[Exercise details]
Omit every image, and transcribe the remaining entries exactly as given.

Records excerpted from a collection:
◆ ◆ ◆ ◆
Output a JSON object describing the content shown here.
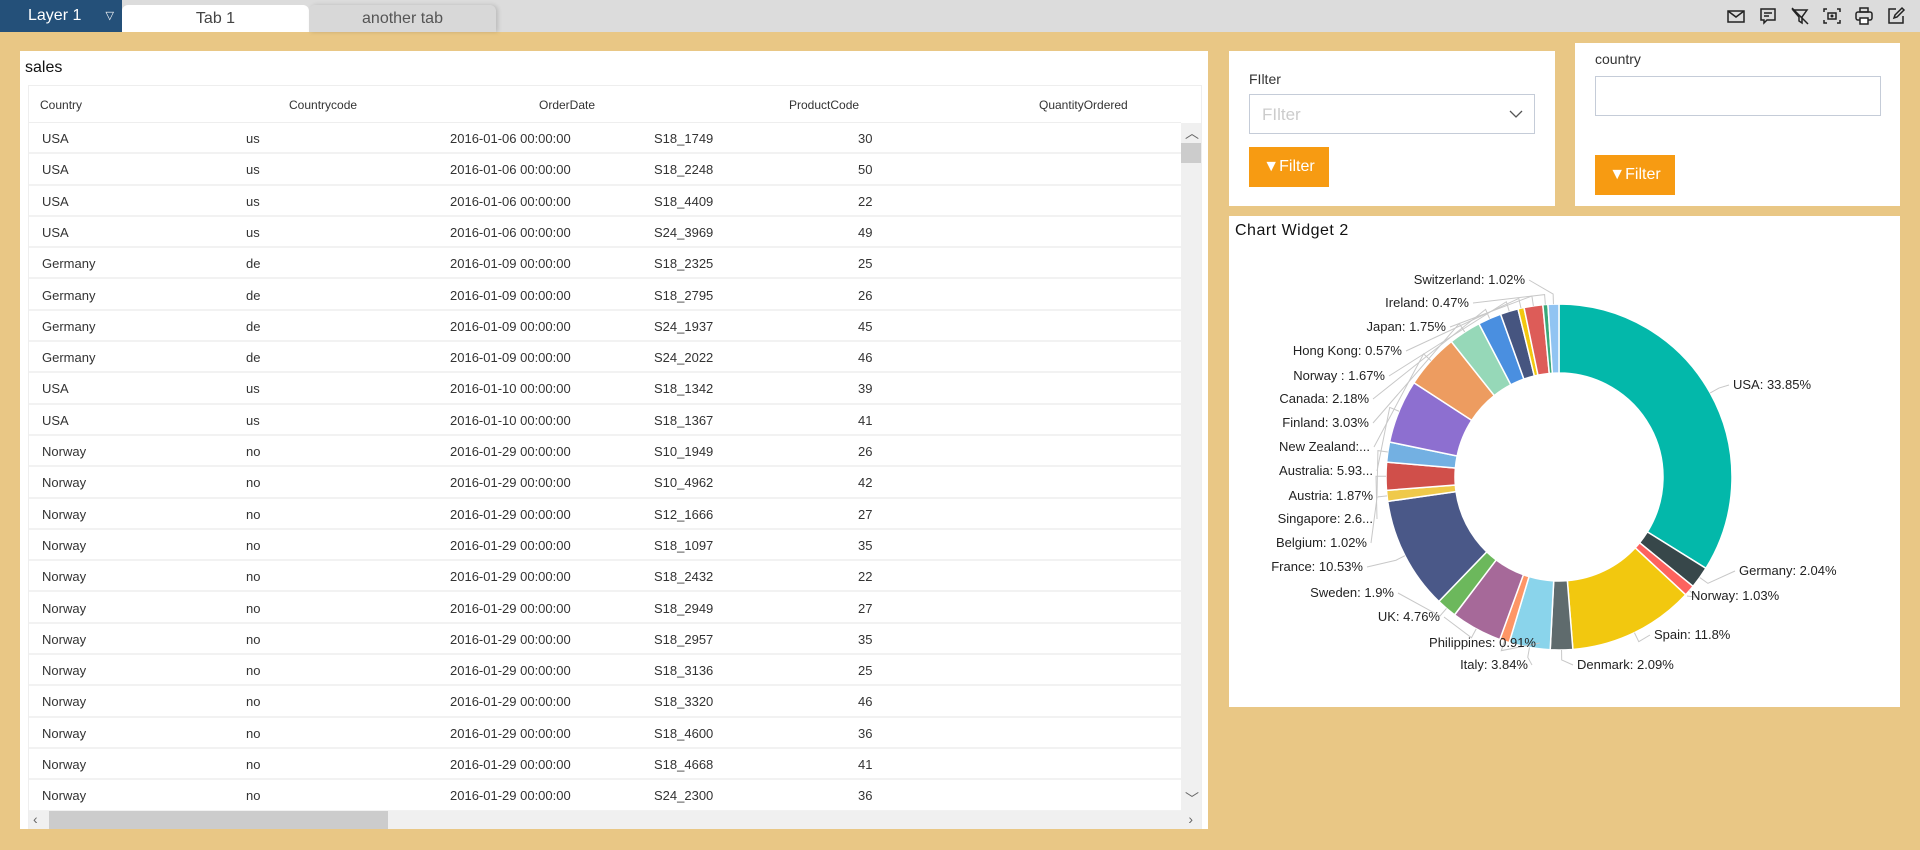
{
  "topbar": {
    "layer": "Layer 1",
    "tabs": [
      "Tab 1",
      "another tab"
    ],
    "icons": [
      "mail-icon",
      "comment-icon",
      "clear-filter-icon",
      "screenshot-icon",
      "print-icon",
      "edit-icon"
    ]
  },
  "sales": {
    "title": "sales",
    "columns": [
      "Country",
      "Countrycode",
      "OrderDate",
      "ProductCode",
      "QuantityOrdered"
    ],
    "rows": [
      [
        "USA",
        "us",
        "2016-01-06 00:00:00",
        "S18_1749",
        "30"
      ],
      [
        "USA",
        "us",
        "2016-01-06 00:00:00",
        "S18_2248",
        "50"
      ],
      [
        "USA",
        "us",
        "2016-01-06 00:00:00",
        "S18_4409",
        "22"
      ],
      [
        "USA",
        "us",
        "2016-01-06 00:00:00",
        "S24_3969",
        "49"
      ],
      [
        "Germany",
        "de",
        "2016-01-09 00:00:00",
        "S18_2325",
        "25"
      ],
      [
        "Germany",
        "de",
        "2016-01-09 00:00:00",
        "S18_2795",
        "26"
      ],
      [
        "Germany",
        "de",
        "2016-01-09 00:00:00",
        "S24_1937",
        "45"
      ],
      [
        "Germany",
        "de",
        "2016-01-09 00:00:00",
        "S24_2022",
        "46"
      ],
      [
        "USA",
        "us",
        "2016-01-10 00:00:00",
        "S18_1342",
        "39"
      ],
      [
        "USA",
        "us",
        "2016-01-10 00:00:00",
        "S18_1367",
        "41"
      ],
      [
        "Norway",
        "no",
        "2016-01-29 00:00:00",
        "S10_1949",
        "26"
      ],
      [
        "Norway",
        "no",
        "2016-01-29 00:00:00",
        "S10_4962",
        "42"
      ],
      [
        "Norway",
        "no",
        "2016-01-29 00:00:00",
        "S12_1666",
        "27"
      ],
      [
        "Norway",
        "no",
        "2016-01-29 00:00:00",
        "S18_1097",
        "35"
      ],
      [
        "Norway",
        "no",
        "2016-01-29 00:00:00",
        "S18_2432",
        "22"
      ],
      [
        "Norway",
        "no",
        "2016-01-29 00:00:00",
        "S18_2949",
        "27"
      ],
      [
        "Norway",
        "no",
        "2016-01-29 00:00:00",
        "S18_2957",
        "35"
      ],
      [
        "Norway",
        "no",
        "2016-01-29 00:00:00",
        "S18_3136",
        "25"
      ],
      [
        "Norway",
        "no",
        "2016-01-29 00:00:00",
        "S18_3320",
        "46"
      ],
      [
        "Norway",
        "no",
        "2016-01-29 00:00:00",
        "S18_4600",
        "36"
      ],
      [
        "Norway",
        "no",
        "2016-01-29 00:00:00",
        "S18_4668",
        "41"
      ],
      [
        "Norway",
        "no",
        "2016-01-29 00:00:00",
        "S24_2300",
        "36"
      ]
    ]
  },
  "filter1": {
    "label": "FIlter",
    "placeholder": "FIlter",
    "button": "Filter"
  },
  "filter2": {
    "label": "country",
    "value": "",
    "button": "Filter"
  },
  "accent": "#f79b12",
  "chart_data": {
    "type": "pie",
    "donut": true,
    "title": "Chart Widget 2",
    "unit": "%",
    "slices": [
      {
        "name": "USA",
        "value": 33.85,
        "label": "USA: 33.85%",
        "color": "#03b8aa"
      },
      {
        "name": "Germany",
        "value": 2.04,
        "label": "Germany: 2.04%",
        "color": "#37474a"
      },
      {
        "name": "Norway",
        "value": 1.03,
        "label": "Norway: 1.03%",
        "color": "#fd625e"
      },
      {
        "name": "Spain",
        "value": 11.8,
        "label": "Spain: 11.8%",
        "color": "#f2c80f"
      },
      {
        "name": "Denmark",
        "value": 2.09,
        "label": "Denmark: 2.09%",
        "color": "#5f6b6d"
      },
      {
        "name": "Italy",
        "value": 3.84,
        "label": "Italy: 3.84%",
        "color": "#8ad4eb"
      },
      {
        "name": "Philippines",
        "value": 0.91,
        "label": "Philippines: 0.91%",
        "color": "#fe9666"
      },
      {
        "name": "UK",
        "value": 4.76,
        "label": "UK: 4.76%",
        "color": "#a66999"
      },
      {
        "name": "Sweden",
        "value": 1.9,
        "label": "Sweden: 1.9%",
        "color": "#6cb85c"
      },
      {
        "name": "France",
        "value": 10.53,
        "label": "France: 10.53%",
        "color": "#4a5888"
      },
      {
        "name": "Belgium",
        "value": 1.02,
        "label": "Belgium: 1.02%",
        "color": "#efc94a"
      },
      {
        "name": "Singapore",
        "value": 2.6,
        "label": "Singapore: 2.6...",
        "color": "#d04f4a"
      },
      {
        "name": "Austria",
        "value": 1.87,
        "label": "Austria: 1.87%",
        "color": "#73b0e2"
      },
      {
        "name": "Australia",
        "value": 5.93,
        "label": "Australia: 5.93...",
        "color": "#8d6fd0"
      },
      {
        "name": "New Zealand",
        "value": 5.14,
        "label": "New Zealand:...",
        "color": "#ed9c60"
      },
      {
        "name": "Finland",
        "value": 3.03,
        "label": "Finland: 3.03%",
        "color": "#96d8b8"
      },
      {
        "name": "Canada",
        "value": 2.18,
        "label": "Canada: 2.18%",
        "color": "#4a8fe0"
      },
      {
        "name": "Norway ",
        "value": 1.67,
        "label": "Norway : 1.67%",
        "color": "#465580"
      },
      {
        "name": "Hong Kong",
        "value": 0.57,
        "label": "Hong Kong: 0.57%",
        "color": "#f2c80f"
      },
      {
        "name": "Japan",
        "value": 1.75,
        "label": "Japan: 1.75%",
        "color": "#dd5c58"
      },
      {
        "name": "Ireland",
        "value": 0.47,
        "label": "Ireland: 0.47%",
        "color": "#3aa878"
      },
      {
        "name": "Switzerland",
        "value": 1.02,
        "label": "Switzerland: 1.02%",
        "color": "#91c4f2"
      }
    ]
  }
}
◆ ◆ ◆ ◆
[Final result]
Output a JSON object describing the content shown here.
{
  "topbar": {
    "layer": "Layer 1",
    "tabs": [
      "Tab 1",
      "another tab"
    ],
    "icons": [
      "mail-icon",
      "comment-icon",
      "clear-filter-icon",
      "screenshot-icon",
      "print-icon",
      "edit-icon"
    ]
  },
  "sales": {
    "title": "sales",
    "columns": [
      "Country",
      "Countrycode",
      "OrderDate",
      "ProductCode",
      "QuantityOrdered"
    ],
    "rows": [
      [
        "USA",
        "us",
        "2016-01-06 00:00:00",
        "S18_1749",
        "30"
      ],
      [
        "USA",
        "us",
        "2016-01-06 00:00:00",
        "S18_2248",
        "50"
      ],
      [
        "USA",
        "us",
        "2016-01-06 00:00:00",
        "S18_4409",
        "22"
      ],
      [
        "USA",
        "us",
        "2016-01-06 00:00:00",
        "S24_3969",
        "49"
      ],
      [
        "Germany",
        "de",
        "2016-01-09 00:00:00",
        "S18_2325",
        "25"
      ],
      [
        "Germany",
        "de",
        "2016-01-09 00:00:00",
        "S18_2795",
        "26"
      ],
      [
        "Germany",
        "de",
        "2016-01-09 00:00:00",
        "S24_1937",
        "45"
      ],
      [
        "Germany",
        "de",
        "2016-01-09 00:00:00",
        "S24_2022",
        "46"
      ],
      [
        "USA",
        "us",
        "2016-01-10 00:00:00",
        "S18_1342",
        "39"
      ],
      [
        "USA",
        "us",
        "2016-01-10 00:00:00",
        "S18_1367",
        "41"
      ],
      [
        "Norway",
        "no",
        "2016-01-29 00:00:00",
        "S10_1949",
        "26"
      ],
      [
        "Norway",
        "no",
        "2016-01-29 00:00:00",
        "S10_4962",
        "42"
      ],
      [
        "Norway",
        "no",
        "2016-01-29 00:00:00",
        "S12_1666",
        "27"
      ],
      [
        "Norway",
        "no",
        "2016-01-29 00:00:00",
        "S18_1097",
        "35"
      ],
      [
        "Norway",
        "no",
        "2016-01-29 00:00:00",
        "S18_2432",
        "22"
      ],
      [
        "Norway",
        "no",
        "2016-01-29 00:00:00",
        "S18_2949",
        "27"
      ],
      [
        "Norway",
        "no",
        "2016-01-29 00:00:00",
        "S18_2957",
        "35"
      ],
      [
        "Norway",
        "no",
        "2016-01-29 00:00:00",
        "S18_3136",
        "25"
      ],
      [
        "Norway",
        "no",
        "2016-01-29 00:00:00",
        "S18_3320",
        "46"
      ],
      [
        "Norway",
        "no",
        "2016-01-29 00:00:00",
        "S18_4600",
        "36"
      ],
      [
        "Norway",
        "no",
        "2016-01-29 00:00:00",
        "S18_4668",
        "41"
      ],
      [
        "Norway",
        "no",
        "2016-01-29 00:00:00",
        "S24_2300",
        "36"
      ]
    ]
  },
  "filter1": {
    "label": "FIlter",
    "placeholder": "FIlter",
    "button": "Filter"
  },
  "filter2": {
    "label": "country",
    "value": "",
    "button": "Filter"
  },
  "accent": "#f79b12",
  "chart_data": {
    "type": "pie",
    "donut": true,
    "title": "Chart Widget 2",
    "unit": "%",
    "slices": [
      {
        "name": "USA",
        "value": 33.85,
        "label": "USA: 33.85%",
        "color": "#03b8aa"
      },
      {
        "name": "Germany",
        "value": 2.04,
        "label": "Germany: 2.04%",
        "color": "#37474a"
      },
      {
        "name": "Norway",
        "value": 1.03,
        "label": "Norway: 1.03%",
        "color": "#fd625e"
      },
      {
        "name": "Spain",
        "value": 11.8,
        "label": "Spain: 11.8%",
        "color": "#f2c80f"
      },
      {
        "name": "Denmark",
        "value": 2.09,
        "label": "Denmark: 2.09%",
        "color": "#5f6b6d"
      },
      {
        "name": "Italy",
        "value": 3.84,
        "label": "Italy: 3.84%",
        "color": "#8ad4eb"
      },
      {
        "name": "Philippines",
        "value": 0.91,
        "label": "Philippines: 0.91%",
        "color": "#fe9666"
      },
      {
        "name": "UK",
        "value": 4.76,
        "label": "UK: 4.76%",
        "color": "#a66999"
      },
      {
        "name": "Sweden",
        "value": 1.9,
        "label": "Sweden: 1.9%",
        "color": "#6cb85c"
      },
      {
        "name": "France",
        "value": 10.53,
        "label": "France: 10.53%",
        "color": "#4a5888"
      },
      {
        "name": "Belgium",
        "value": 1.02,
        "label": "Belgium: 1.02%",
        "color": "#efc94a"
      },
      {
        "name": "Singapore",
        "value": 2.6,
        "label": "Singapore: 2.6...",
        "color": "#d04f4a"
      },
      {
        "name": "Austria",
        "value": 1.87,
        "label": "Austria: 1.87%",
        "color": "#73b0e2"
      },
      {
        "name": "Australia",
        "value": 5.93,
        "label": "Australia: 5.93...",
        "color": "#8d6fd0"
      },
      {
        "name": "New Zealand",
        "value": 5.14,
        "label": "New Zealand:...",
        "color": "#ed9c60"
      },
      {
        "name": "Finland",
        "value": 3.03,
        "label": "Finland: 3.03%",
        "color": "#96d8b8"
      },
      {
        "name": "Canada",
        "value": 2.18,
        "label": "Canada: 2.18%",
        "color": "#4a8fe0"
      },
      {
        "name": "Norway ",
        "value": 1.67,
        "label": "Norway : 1.67%",
        "color": "#465580"
      },
      {
        "name": "Hong Kong",
        "value": 0.57,
        "label": "Hong Kong: 0.57%",
        "color": "#f2c80f"
      },
      {
        "name": "Japan",
        "value": 1.75,
        "label": "Japan: 1.75%",
        "color": "#dd5c58"
      },
      {
        "name": "Ireland",
        "value": 0.47,
        "label": "Ireland: 0.47%",
        "color": "#3aa878"
      },
      {
        "name": "Switzerland",
        "value": 1.02,
        "label": "Switzerland: 1.02%",
        "color": "#91c4f2"
      }
    ]
  }
}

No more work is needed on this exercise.